-- BEGIN Dataset extract --

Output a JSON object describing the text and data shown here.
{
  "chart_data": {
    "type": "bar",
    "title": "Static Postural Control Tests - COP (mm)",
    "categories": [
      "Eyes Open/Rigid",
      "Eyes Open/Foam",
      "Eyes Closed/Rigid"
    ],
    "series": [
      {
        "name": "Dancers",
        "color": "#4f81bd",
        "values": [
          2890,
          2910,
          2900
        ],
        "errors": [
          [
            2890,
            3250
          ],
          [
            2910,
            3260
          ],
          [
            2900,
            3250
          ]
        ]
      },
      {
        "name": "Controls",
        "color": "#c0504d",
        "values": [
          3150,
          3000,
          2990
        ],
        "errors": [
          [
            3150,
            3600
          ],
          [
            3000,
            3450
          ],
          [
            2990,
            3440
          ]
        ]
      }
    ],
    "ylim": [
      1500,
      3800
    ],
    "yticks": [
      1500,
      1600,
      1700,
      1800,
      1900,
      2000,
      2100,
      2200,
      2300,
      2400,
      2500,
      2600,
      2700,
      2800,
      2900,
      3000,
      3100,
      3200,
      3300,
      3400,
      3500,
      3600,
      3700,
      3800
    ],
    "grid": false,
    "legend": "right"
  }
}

-- END Dataset extract --

## Directions
From the listing above, reproduce all the lines exactly.

## Reply to the task
Output a JSON object describing the text and data shown here.
{
  "chart_data": {
    "type": "bar",
    "title": "Static Postural Control Tests - COP (mm)",
    "categories": [
      "Eyes Open/Rigid",
      "Eyes Open/Foam",
      "Eyes Closed/Rigid"
    ],
    "series": [
      {
        "name": "Dancers",
        "color": "#4f81bd",
        "values": [
          2890,
          2910,
          2900
        ],
        "errors": [
          [
            2890,
            3250
          ],
          [
            2910,
            3260
          ],
          [
            2900,
            3250
          ]
        ]
      },
      {
        "name": "Controls",
        "color": "#c0504d",
        "values": [
          3150,
          3000,
          2990
        ],
        "errors": [
          [
            3150,
            3600
          ],
          [
            3000,
            3450
          ],
          [
            2990,
            3440
          ]
        ]
      }
    ],
    "ylim": [
      1500,
      3800
    ],
    "yticks": [
      1500,
      1600,
      1700,
      1800,
      1900,
      2000,
      2100,
      2200,
      2300,
      2400,
      2500,
      2600,
      2700,
      2800,
      2900,
      3000,
      3100,
      3200,
      3300,
      3400,
      3500,
      3600,
      3700,
      3800
    ],
    "grid": false,
    "legend": "right"
  }
}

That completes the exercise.